| Set problem |
From the entries that follow, pick out all lines holding "الأموي".

[Extracted data entries]
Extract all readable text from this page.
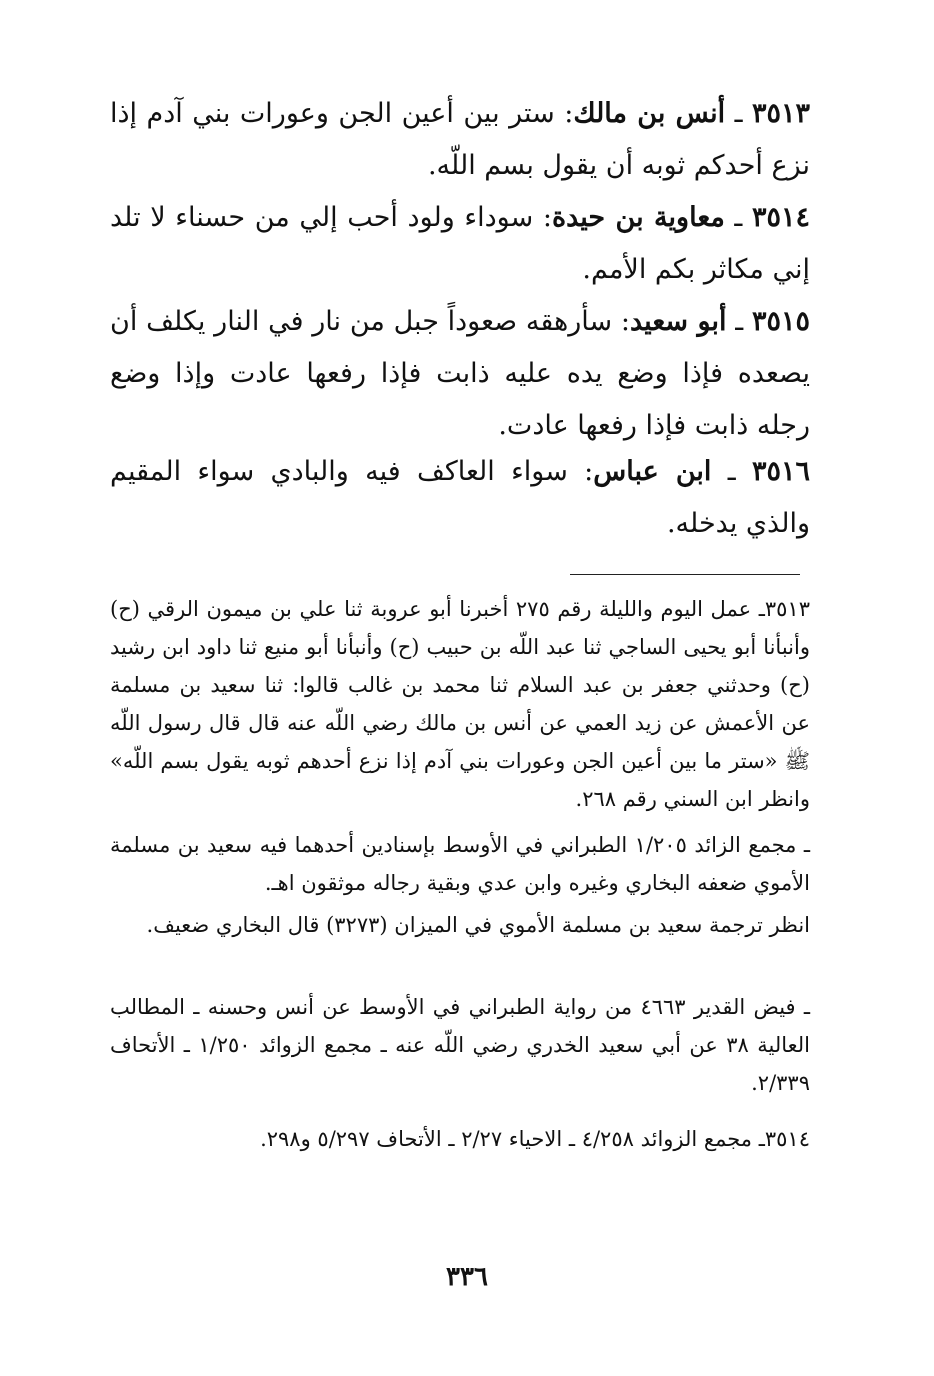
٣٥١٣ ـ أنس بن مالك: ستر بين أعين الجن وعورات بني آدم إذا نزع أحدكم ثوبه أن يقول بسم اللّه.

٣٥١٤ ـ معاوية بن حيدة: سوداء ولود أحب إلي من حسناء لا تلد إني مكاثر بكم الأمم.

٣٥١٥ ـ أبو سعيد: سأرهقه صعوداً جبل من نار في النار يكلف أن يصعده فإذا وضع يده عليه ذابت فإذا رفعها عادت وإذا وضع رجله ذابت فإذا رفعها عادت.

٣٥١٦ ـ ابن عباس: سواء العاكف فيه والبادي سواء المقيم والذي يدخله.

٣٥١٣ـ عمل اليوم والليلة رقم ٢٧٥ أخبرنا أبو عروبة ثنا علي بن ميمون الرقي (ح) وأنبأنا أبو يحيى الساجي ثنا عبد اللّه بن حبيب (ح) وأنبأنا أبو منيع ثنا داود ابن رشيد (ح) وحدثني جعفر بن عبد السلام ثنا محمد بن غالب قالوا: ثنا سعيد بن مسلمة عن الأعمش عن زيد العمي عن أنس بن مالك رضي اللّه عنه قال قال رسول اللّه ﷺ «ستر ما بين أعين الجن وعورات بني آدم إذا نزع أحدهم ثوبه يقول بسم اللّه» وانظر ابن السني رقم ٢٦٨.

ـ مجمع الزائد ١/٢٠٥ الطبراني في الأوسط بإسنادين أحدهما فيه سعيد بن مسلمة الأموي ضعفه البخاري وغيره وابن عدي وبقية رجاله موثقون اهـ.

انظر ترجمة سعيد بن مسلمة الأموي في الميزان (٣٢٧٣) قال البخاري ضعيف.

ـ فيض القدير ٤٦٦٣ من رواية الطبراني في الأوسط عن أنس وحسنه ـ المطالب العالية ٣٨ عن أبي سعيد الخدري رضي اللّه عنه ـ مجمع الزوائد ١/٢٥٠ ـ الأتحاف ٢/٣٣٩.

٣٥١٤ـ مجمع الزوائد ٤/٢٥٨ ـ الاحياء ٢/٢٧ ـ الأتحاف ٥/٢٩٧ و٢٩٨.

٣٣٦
---
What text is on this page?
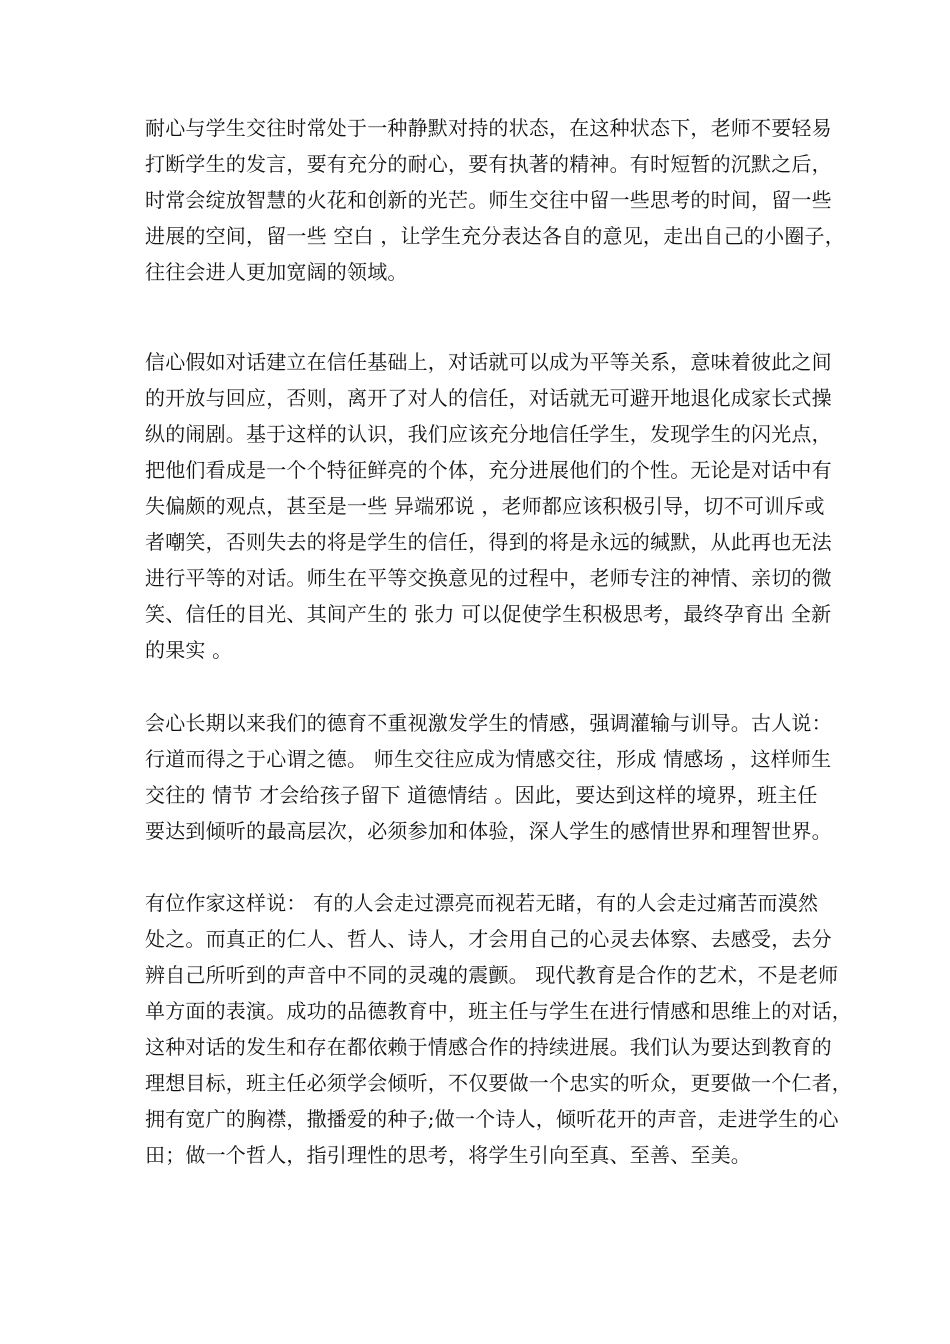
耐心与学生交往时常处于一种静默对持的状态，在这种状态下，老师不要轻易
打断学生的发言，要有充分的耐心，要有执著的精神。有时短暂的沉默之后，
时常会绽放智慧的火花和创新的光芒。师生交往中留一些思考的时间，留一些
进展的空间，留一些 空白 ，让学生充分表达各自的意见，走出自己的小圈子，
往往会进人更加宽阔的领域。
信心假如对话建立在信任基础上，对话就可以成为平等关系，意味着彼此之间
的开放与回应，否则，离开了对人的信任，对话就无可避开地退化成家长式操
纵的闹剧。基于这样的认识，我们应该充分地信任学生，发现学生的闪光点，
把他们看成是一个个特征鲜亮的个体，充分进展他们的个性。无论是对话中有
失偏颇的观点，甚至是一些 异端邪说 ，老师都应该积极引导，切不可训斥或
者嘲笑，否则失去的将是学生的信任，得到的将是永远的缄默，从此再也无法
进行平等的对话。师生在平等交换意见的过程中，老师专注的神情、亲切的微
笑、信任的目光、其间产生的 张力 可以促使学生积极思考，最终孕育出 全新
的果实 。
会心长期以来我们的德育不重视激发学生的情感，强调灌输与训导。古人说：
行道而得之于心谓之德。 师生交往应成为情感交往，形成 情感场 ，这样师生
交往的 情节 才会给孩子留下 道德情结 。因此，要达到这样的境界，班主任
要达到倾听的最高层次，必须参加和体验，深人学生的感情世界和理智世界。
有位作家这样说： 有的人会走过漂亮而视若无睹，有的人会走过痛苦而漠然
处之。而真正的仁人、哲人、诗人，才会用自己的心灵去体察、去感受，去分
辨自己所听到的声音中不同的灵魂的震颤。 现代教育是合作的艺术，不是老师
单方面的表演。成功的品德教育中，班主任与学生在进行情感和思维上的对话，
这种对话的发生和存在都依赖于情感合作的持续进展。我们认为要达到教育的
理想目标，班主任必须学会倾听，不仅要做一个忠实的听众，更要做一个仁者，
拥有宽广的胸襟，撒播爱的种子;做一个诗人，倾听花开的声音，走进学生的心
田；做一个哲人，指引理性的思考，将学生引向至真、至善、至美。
---
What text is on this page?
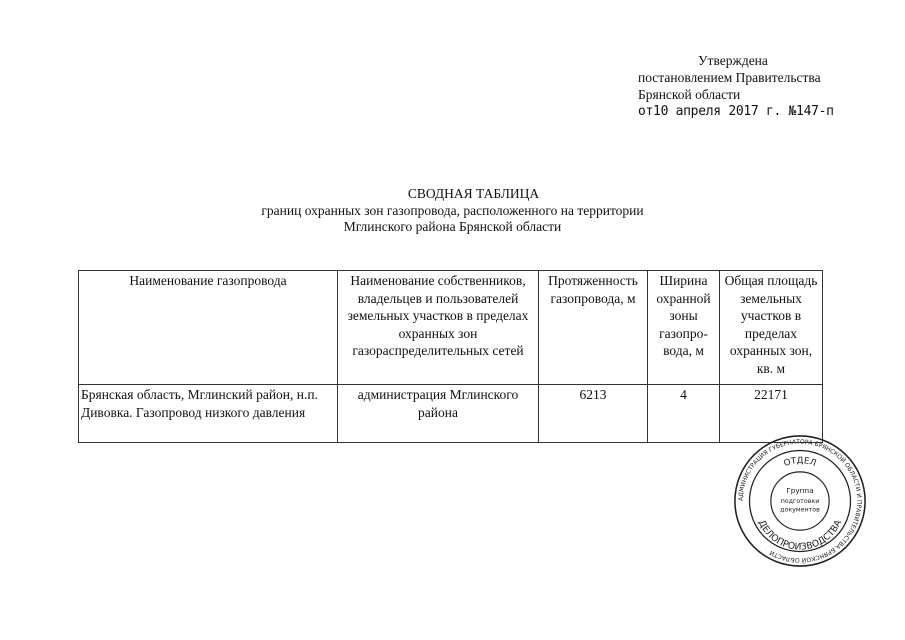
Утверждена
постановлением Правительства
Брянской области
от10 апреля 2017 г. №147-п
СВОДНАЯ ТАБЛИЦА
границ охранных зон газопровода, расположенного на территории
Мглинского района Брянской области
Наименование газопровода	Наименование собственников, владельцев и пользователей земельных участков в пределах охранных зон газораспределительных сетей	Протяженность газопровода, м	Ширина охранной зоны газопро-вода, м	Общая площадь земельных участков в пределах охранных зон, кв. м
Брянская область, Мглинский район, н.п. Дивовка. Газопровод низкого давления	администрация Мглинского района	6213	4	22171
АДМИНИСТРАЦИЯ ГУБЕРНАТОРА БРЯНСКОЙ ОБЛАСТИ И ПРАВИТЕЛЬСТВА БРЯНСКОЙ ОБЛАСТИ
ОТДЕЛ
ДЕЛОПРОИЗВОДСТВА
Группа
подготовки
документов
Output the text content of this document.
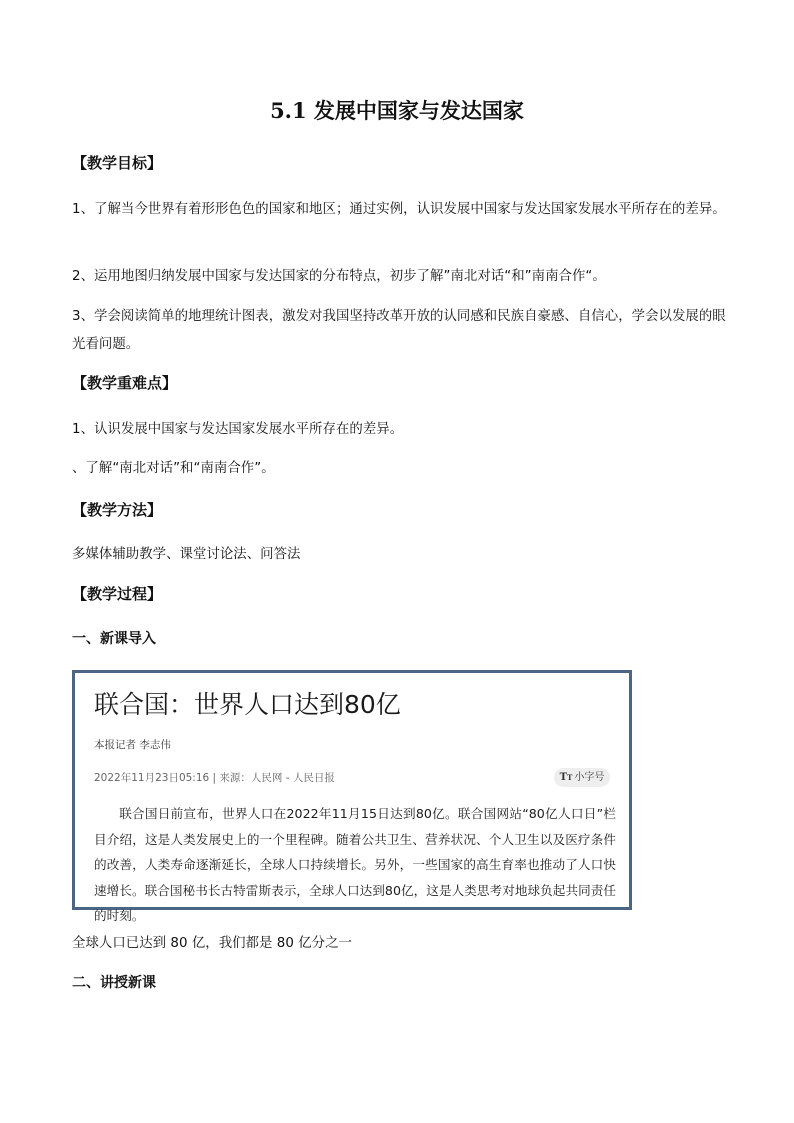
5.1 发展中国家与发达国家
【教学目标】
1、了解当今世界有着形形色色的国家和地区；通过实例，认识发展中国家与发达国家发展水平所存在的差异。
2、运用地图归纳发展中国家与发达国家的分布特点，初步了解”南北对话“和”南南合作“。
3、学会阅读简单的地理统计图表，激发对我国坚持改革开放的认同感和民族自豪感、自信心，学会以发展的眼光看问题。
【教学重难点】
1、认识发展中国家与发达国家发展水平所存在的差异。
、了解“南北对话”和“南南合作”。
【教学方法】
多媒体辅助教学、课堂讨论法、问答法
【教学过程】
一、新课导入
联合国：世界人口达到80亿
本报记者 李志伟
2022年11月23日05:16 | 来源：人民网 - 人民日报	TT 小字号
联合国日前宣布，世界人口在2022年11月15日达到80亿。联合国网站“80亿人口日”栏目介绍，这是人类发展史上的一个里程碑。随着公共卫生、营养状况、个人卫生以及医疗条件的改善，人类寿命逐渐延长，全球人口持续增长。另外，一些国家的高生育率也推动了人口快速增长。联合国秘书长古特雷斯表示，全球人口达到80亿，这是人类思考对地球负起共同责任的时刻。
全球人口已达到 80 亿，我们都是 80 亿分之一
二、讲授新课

| Answer for this exercise |
ـ مجمع الزائد ١/٢٠٥ الطبراني في الأوسط بإسنادين أحدهما فيه سعيد بن مسلمة الأموي ضعفه البخاري وغيره وابن عدي وبقية رجاله موثقون اهـ.
انظر ترجمة سعيد بن مسلمة الأموي في الميزان (٣٢٧٣) قال البخاري ضعيف.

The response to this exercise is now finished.